What you are asked to do: Find the string "display" in the entries and copy each line that has it.

==== Material supplied

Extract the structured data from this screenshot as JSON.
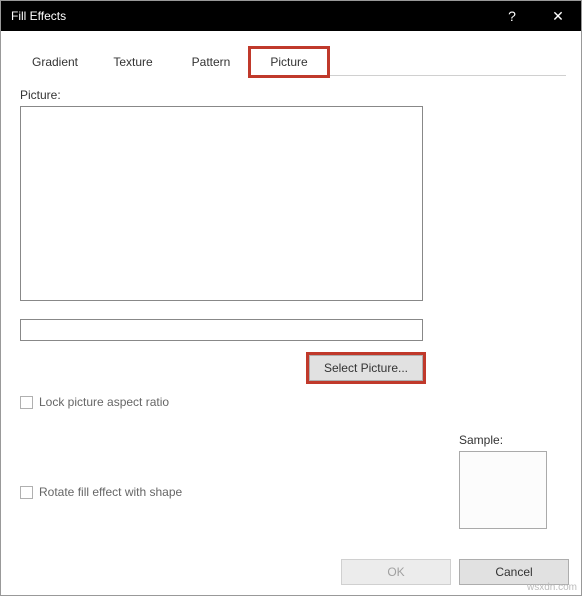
{
  "titlebar": {
    "title": "Fill Effects",
    "help": "?",
    "close": "✕"
  },
  "tabs": {
    "gradient": "Gradient",
    "texture": "Texture",
    "pattern": "Pattern",
    "picture": "Picture"
  },
  "panel": {
    "picture_label": "Picture:",
    "select_picture": "Select Picture...",
    "lock_aspect": "Lock picture aspect ratio",
    "rotate_fill": "Rotate fill effect with shape",
    "sample_label": "Sample:"
  },
  "buttons": {
    "ok": "OK",
    "cancel": "Cancel"
  },
  "watermark": "wsxdn.com"
}
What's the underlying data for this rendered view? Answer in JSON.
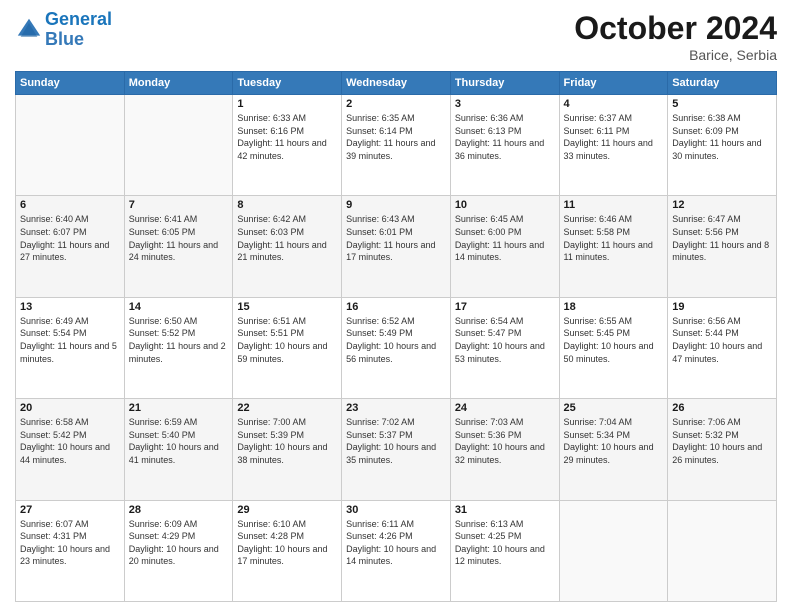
{
  "header": {
    "logo_line1": "General",
    "logo_line2": "Blue",
    "month": "October 2024",
    "location": "Barice, Serbia"
  },
  "days_of_week": [
    "Sunday",
    "Monday",
    "Tuesday",
    "Wednesday",
    "Thursday",
    "Friday",
    "Saturday"
  ],
  "weeks": [
    [
      {
        "day": "",
        "info": ""
      },
      {
        "day": "",
        "info": ""
      },
      {
        "day": "1",
        "info": "Sunrise: 6:33 AM\nSunset: 6:16 PM\nDaylight: 11 hours and 42 minutes."
      },
      {
        "day": "2",
        "info": "Sunrise: 6:35 AM\nSunset: 6:14 PM\nDaylight: 11 hours and 39 minutes."
      },
      {
        "day": "3",
        "info": "Sunrise: 6:36 AM\nSunset: 6:13 PM\nDaylight: 11 hours and 36 minutes."
      },
      {
        "day": "4",
        "info": "Sunrise: 6:37 AM\nSunset: 6:11 PM\nDaylight: 11 hours and 33 minutes."
      },
      {
        "day": "5",
        "info": "Sunrise: 6:38 AM\nSunset: 6:09 PM\nDaylight: 11 hours and 30 minutes."
      }
    ],
    [
      {
        "day": "6",
        "info": "Sunrise: 6:40 AM\nSunset: 6:07 PM\nDaylight: 11 hours and 27 minutes."
      },
      {
        "day": "7",
        "info": "Sunrise: 6:41 AM\nSunset: 6:05 PM\nDaylight: 11 hours and 24 minutes."
      },
      {
        "day": "8",
        "info": "Sunrise: 6:42 AM\nSunset: 6:03 PM\nDaylight: 11 hours and 21 minutes."
      },
      {
        "day": "9",
        "info": "Sunrise: 6:43 AM\nSunset: 6:01 PM\nDaylight: 11 hours and 17 minutes."
      },
      {
        "day": "10",
        "info": "Sunrise: 6:45 AM\nSunset: 6:00 PM\nDaylight: 11 hours and 14 minutes."
      },
      {
        "day": "11",
        "info": "Sunrise: 6:46 AM\nSunset: 5:58 PM\nDaylight: 11 hours and 11 minutes."
      },
      {
        "day": "12",
        "info": "Sunrise: 6:47 AM\nSunset: 5:56 PM\nDaylight: 11 hours and 8 minutes."
      }
    ],
    [
      {
        "day": "13",
        "info": "Sunrise: 6:49 AM\nSunset: 5:54 PM\nDaylight: 11 hours and 5 minutes."
      },
      {
        "day": "14",
        "info": "Sunrise: 6:50 AM\nSunset: 5:52 PM\nDaylight: 11 hours and 2 minutes."
      },
      {
        "day": "15",
        "info": "Sunrise: 6:51 AM\nSunset: 5:51 PM\nDaylight: 10 hours and 59 minutes."
      },
      {
        "day": "16",
        "info": "Sunrise: 6:52 AM\nSunset: 5:49 PM\nDaylight: 10 hours and 56 minutes."
      },
      {
        "day": "17",
        "info": "Sunrise: 6:54 AM\nSunset: 5:47 PM\nDaylight: 10 hours and 53 minutes."
      },
      {
        "day": "18",
        "info": "Sunrise: 6:55 AM\nSunset: 5:45 PM\nDaylight: 10 hours and 50 minutes."
      },
      {
        "day": "19",
        "info": "Sunrise: 6:56 AM\nSunset: 5:44 PM\nDaylight: 10 hours and 47 minutes."
      }
    ],
    [
      {
        "day": "20",
        "info": "Sunrise: 6:58 AM\nSunset: 5:42 PM\nDaylight: 10 hours and 44 minutes."
      },
      {
        "day": "21",
        "info": "Sunrise: 6:59 AM\nSunset: 5:40 PM\nDaylight: 10 hours and 41 minutes."
      },
      {
        "day": "22",
        "info": "Sunrise: 7:00 AM\nSunset: 5:39 PM\nDaylight: 10 hours and 38 minutes."
      },
      {
        "day": "23",
        "info": "Sunrise: 7:02 AM\nSunset: 5:37 PM\nDaylight: 10 hours and 35 minutes."
      },
      {
        "day": "24",
        "info": "Sunrise: 7:03 AM\nSunset: 5:36 PM\nDaylight: 10 hours and 32 minutes."
      },
      {
        "day": "25",
        "info": "Sunrise: 7:04 AM\nSunset: 5:34 PM\nDaylight: 10 hours and 29 minutes."
      },
      {
        "day": "26",
        "info": "Sunrise: 7:06 AM\nSunset: 5:32 PM\nDaylight: 10 hours and 26 minutes."
      }
    ],
    [
      {
        "day": "27",
        "info": "Sunrise: 6:07 AM\nSunset: 4:31 PM\nDaylight: 10 hours and 23 minutes."
      },
      {
        "day": "28",
        "info": "Sunrise: 6:09 AM\nSunset: 4:29 PM\nDaylight: 10 hours and 20 minutes."
      },
      {
        "day": "29",
        "info": "Sunrise: 6:10 AM\nSunset: 4:28 PM\nDaylight: 10 hours and 17 minutes."
      },
      {
        "day": "30",
        "info": "Sunrise: 6:11 AM\nSunset: 4:26 PM\nDaylight: 10 hours and 14 minutes."
      },
      {
        "day": "31",
        "info": "Sunrise: 6:13 AM\nSunset: 4:25 PM\nDaylight: 10 hours and 12 minutes."
      },
      {
        "day": "",
        "info": ""
      },
      {
        "day": "",
        "info": ""
      }
    ]
  ]
}
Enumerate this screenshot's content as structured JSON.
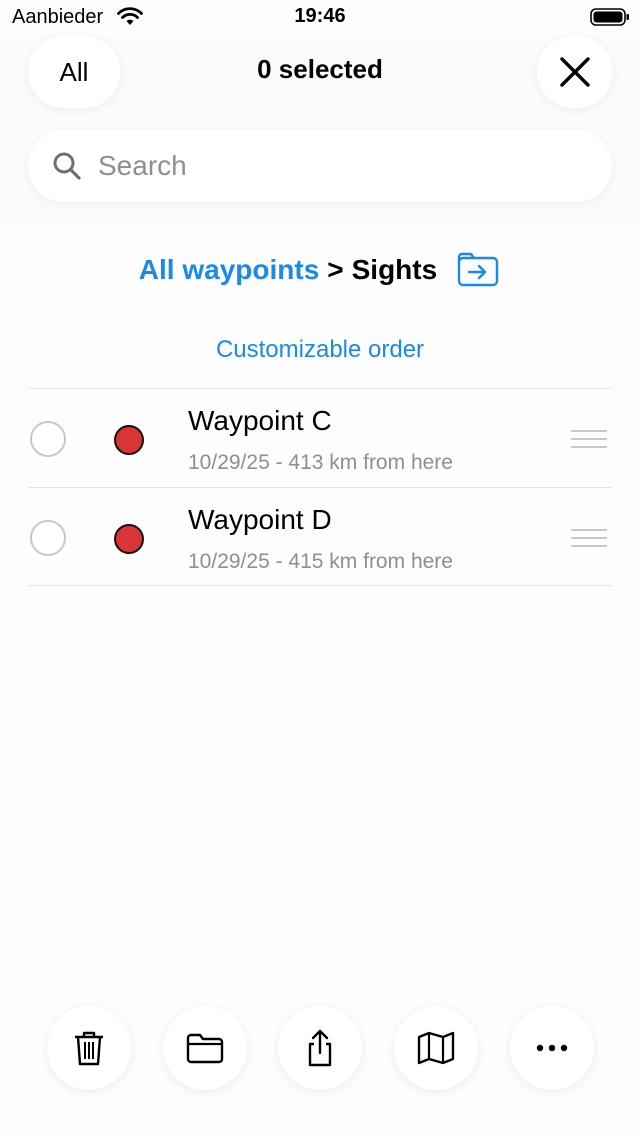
{
  "status_bar": {
    "carrier": "Aanbieder",
    "time": "19:46"
  },
  "header": {
    "all_label": "All",
    "selected_label": "0 selected"
  },
  "search": {
    "placeholder": "Search"
  },
  "breadcrumb": {
    "root": "All waypoints",
    "separator": ">",
    "current": "Sights"
  },
  "order_label": "Customizable order",
  "waypoints": [
    {
      "title": "Waypoint C",
      "subtitle": "10/29/25 - 413 km from here",
      "color": "#d93535"
    },
    {
      "title": "Waypoint D",
      "subtitle": "10/29/25 - 415 km from here",
      "color": "#d93535"
    }
  ],
  "toolbar": {
    "icons": [
      "trash-icon",
      "folder-icon",
      "share-icon",
      "map-icon",
      "more-icon"
    ]
  },
  "colors": {
    "accent": "#1a8ae8",
    "pin": "#d93535"
  }
}
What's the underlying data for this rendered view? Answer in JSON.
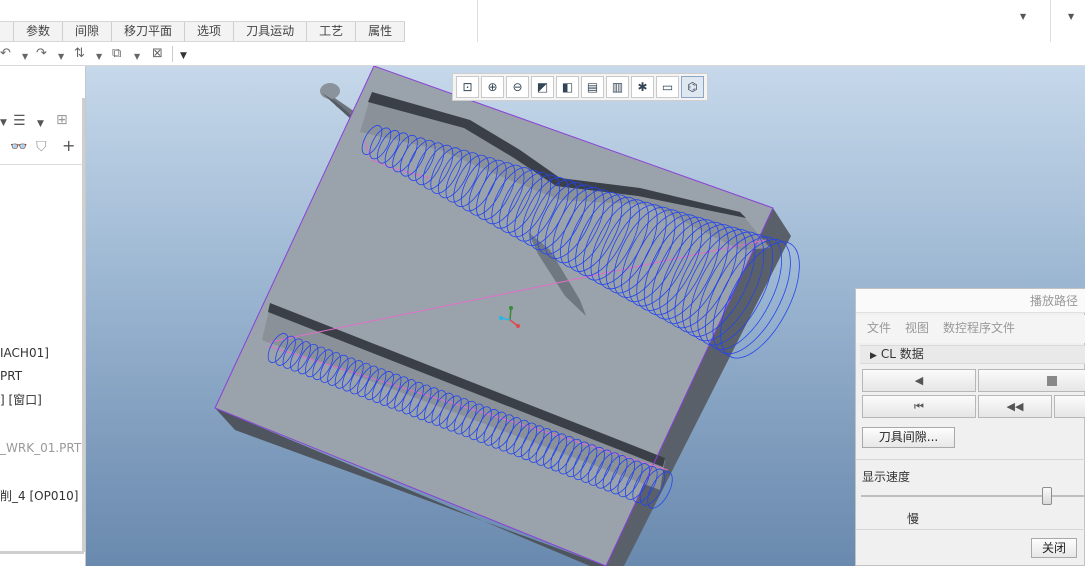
{
  "ribbon": {
    "tabs": [
      "",
      "参数",
      "间隙",
      "移刀平面",
      "选项",
      "刀具运动",
      "工艺",
      "属性"
    ]
  },
  "quick_access": {
    "icons": [
      "undo-icon",
      "redo-icon",
      "regenerate-icon",
      "window-icon",
      "close-window-icon",
      "more-icon"
    ]
  },
  "left_panel": {
    "tree_items": [
      "IACH01]",
      "PRT",
      "] [窗口]",
      "_WRK_01.PRT",
      "削_4 [OP010]"
    ]
  },
  "view_toolbar": {
    "buttons": [
      "zoom-fit-icon",
      "zoom-in-icon",
      "zoom-out-icon",
      "repaint-icon",
      "display-style-icon",
      "saved-views-icon",
      "view-manager-icon",
      "datum-display-icon",
      "annotation-icon",
      "toolpath-display-icon"
    ]
  },
  "dialog": {
    "title": "播放路径",
    "menu": [
      "文件",
      "视图",
      "数控程序文件"
    ],
    "cl_section": "CL 数据",
    "clearance_button": "刀具间隙...",
    "speed_label": "显示速度",
    "slow_label": "慢",
    "close_button": "关闭",
    "playback_speed": 0.85
  },
  "colors": {
    "toolpath": "#2244ee",
    "rapid_move": "#e070c8",
    "part_top": "#9aa2ab",
    "part_side": "#5f6770",
    "accent": "#8aa6c4"
  }
}
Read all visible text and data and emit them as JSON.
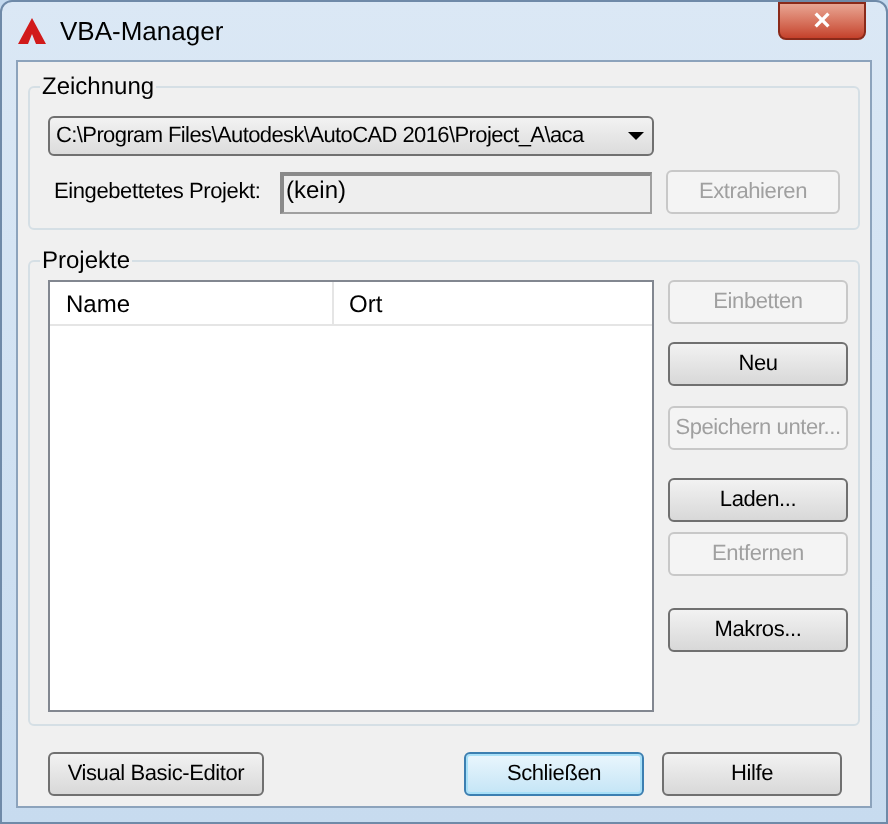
{
  "window": {
    "title": "VBA-Manager",
    "close": "×"
  },
  "drawing_group": {
    "title": "Zeichnung",
    "drawing": "C:\\Program Files\\Autodesk\\AutoCAD 2016\\Project_A\\aca",
    "embedded_label": "Eingebettetes Projekt:",
    "embedded_value": "(kein)",
    "extract_button": {
      "label": "Extrahieren",
      "disabled": true
    }
  },
  "projects_group": {
    "title": "Projekte",
    "columns": [
      "Name",
      "Ort"
    ],
    "buttons": [
      {
        "label": "Einbetten",
        "disabled": true
      },
      {
        "label": "Neu",
        "disabled": false
      },
      {
        "label": "Speichern unter...",
        "disabled": true
      },
      {
        "label": "Laden...",
        "disabled": false
      },
      {
        "label": "Entfernen",
        "disabled": true
      },
      {
        "label": "Makros...",
        "disabled": false
      }
    ]
  },
  "footer_buttons": [
    {
      "label": "Visual Basic-Editor",
      "default": false
    },
    {
      "label": "Schließen",
      "default": true
    },
    {
      "label": "Hilfe",
      "default": false
    }
  ]
}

========

Result of the task:
      "display-style-icon",
      "datum-display-icon",
      "toolpath-display-icon"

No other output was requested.